GIVEN DATA

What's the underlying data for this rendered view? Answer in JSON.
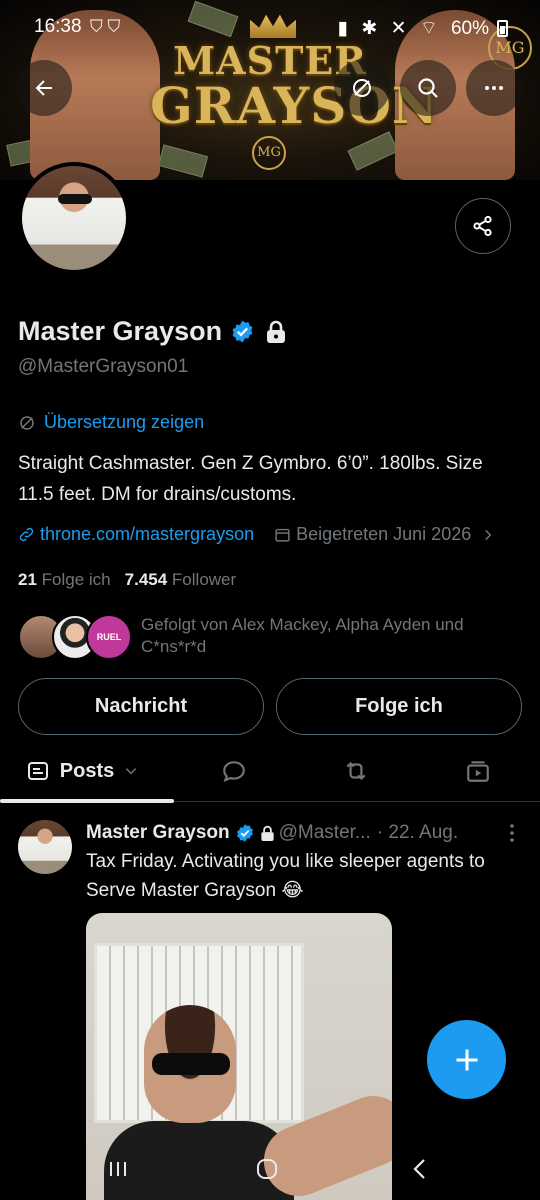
{
  "status_bar": {
    "time": "16:38",
    "notif_icons": [
      "shield-icon",
      "shield-icon"
    ],
    "sys_icons": [
      "bluetooth-icon",
      "mute-icon",
      "wifi-icon",
      "signal-icon"
    ],
    "battery": "60%"
  },
  "banner": {
    "logo_line1": "MASTER",
    "logo_line2": "GRAYSON",
    "monogram": "MG"
  },
  "profile": {
    "name": "Master Grayson",
    "handle": "@MasterGrayson01",
    "translate_label": "Übersetzung zeigen",
    "bio": "Straight Cashmaster. Gen Z Gymbro. 6’0”. 180lbs. Size 11.5 feet. DM for drains/customs.",
    "website": "throne.com/mastergrayson",
    "joined": "Beigetreten Juni 2026",
    "following_count": "21",
    "following_label": "Folge ich",
    "followers_count": "7.454",
    "followers_label": "Follower",
    "followed_by": "Gefolgt von Alex Mackey, Alpha Ayden und C*ns*r*d",
    "follower_badge_text": "RUEL"
  },
  "actions": {
    "message": "Nachricht",
    "follow": "Folge ich"
  },
  "tabs": {
    "posts": "Posts"
  },
  "tweet": {
    "name": "Master Grayson",
    "handle": "@Master...",
    "date": "· 22. Aug.",
    "text": "Tax Friday. Activating you like sleeper agents to Serve Master Grayson 😂"
  },
  "colors": {
    "accent": "#1d9bf0",
    "background": "#000000",
    "muted": "#71767b",
    "text": "#e7e9ea"
  }
}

WORK REQUIRED
Copy each line of the listing that contains the string "handle".

FINAL RESULT
    "handle": "@MasterGrayson01",
    "handle": "@Master...",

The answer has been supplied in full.